== Set task ==
Scan the records below. List lines holding "Wengelsdorf".
──────────────────────────────
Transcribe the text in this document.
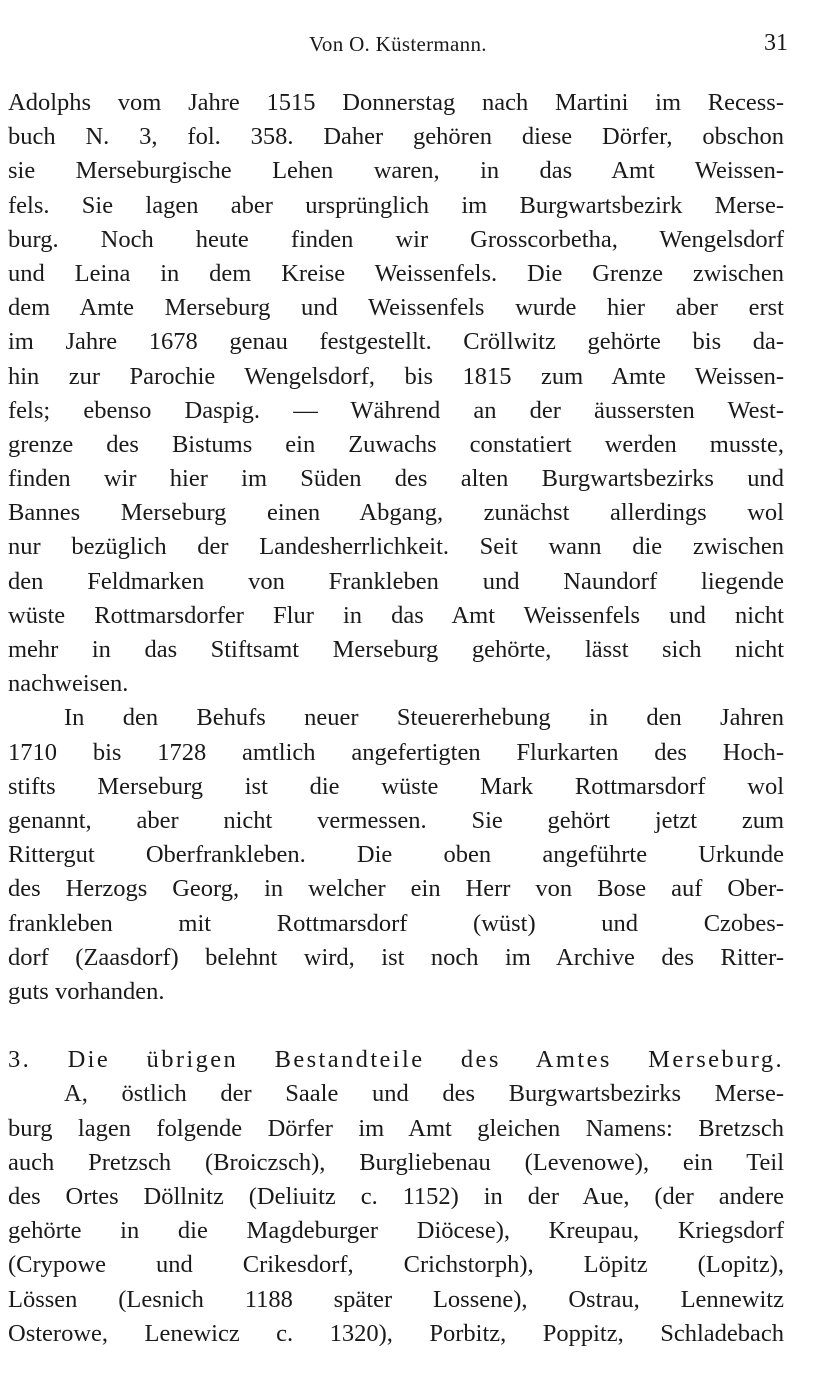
Von O. Küstermann.	31
Adolphs vom Jahre 1515 Donnerstag nach Martini im Recess-
buch N. 3, fol. 358. Daher gehören diese Dörfer, obschon
sie Merseburgische Lehen waren, in das Amt Weissen-
fels. Sie lagen aber ursprünglich im Burgwartsbezirk Merse-
burg. Noch heute finden wir Grosscorbetha, Wengelsdorf
und Leina in dem Kreise Weissenfels. Die Grenze zwischen
dem Amte Merseburg und Weissenfels wurde hier aber erst
im Jahre 1678 genau festgestellt. Cröllwitz gehörte bis da-
hin zur Parochie Wengelsdorf, bis 1815 zum Amte Weissen-
fels; ebenso Daspig. — Während an der äussersten West-
grenze des Bistums ein Zuwachs constatiert werden musste,
finden wir hier im Süden des alten Burgwartsbezirks und
Bannes Merseburg einen Abgang, zunächst allerdings wol
nur bezüglich der Landesherrlichkeit. Seit wann die zwischen
den Feldmarken von Frankleben und Naundorf liegende
wüste Rottmarsdorfer Flur in das Amt Weissenfels und nicht
mehr in das Stiftsamt Merseburg gehörte, lässt sich nicht
nachweisen.
In den Behufs neuer Steuererhebung in den Jahren
1710 bis 1728 amtlich angefertigten Flurkarten des Hoch-
stifts Merseburg ist die wüste Mark Rottmarsdorf wol
genannt, aber nicht vermessen. Sie gehört jetzt zum
Rittergut Oberfrankleben. Die oben angeführte Urkunde
des Herzogs Georg, in welcher ein Herr von Bose auf Ober-
frankleben mit Rottmarsdorf (wüst) und Czobes-
dorf (Zaasdorf) belehnt wird, ist noch im Archive des Ritter-
guts vorhanden.
3. Die übrigen Bestandteile des Amtes Merseburg.
A, östlich der Saale und des Burgwartsbezirks Merse-
burg lagen folgende Dörfer im Amt gleichen Namens: Bretzsch
auch Pretzsch (Broiczsch), Burgliebenau (Levenowe), ein Teil
des Ortes Döllnitz (Deliuitz c. 1152) in der Aue, (der andere
gehörte in die Magdeburger Diöcese), Kreupau, Kriegsdorf
(Crypowe und Crikesdorf, Crichstorph), Löpitz (Lopitz),
Lössen (Lesnich 1188 später Lossene), Ostrau, Lennewitz
Osterowe, Lenewicz c. 1320), Porbitz, Poppitz, Schladebach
──────────────────────────────
== Solution to the problem ==
burg. Noch heute finden wir Grosscorbetha, Wengelsdorf
hin zur Parochie Wengelsdorf, bis 1815 zum Amte Weissen-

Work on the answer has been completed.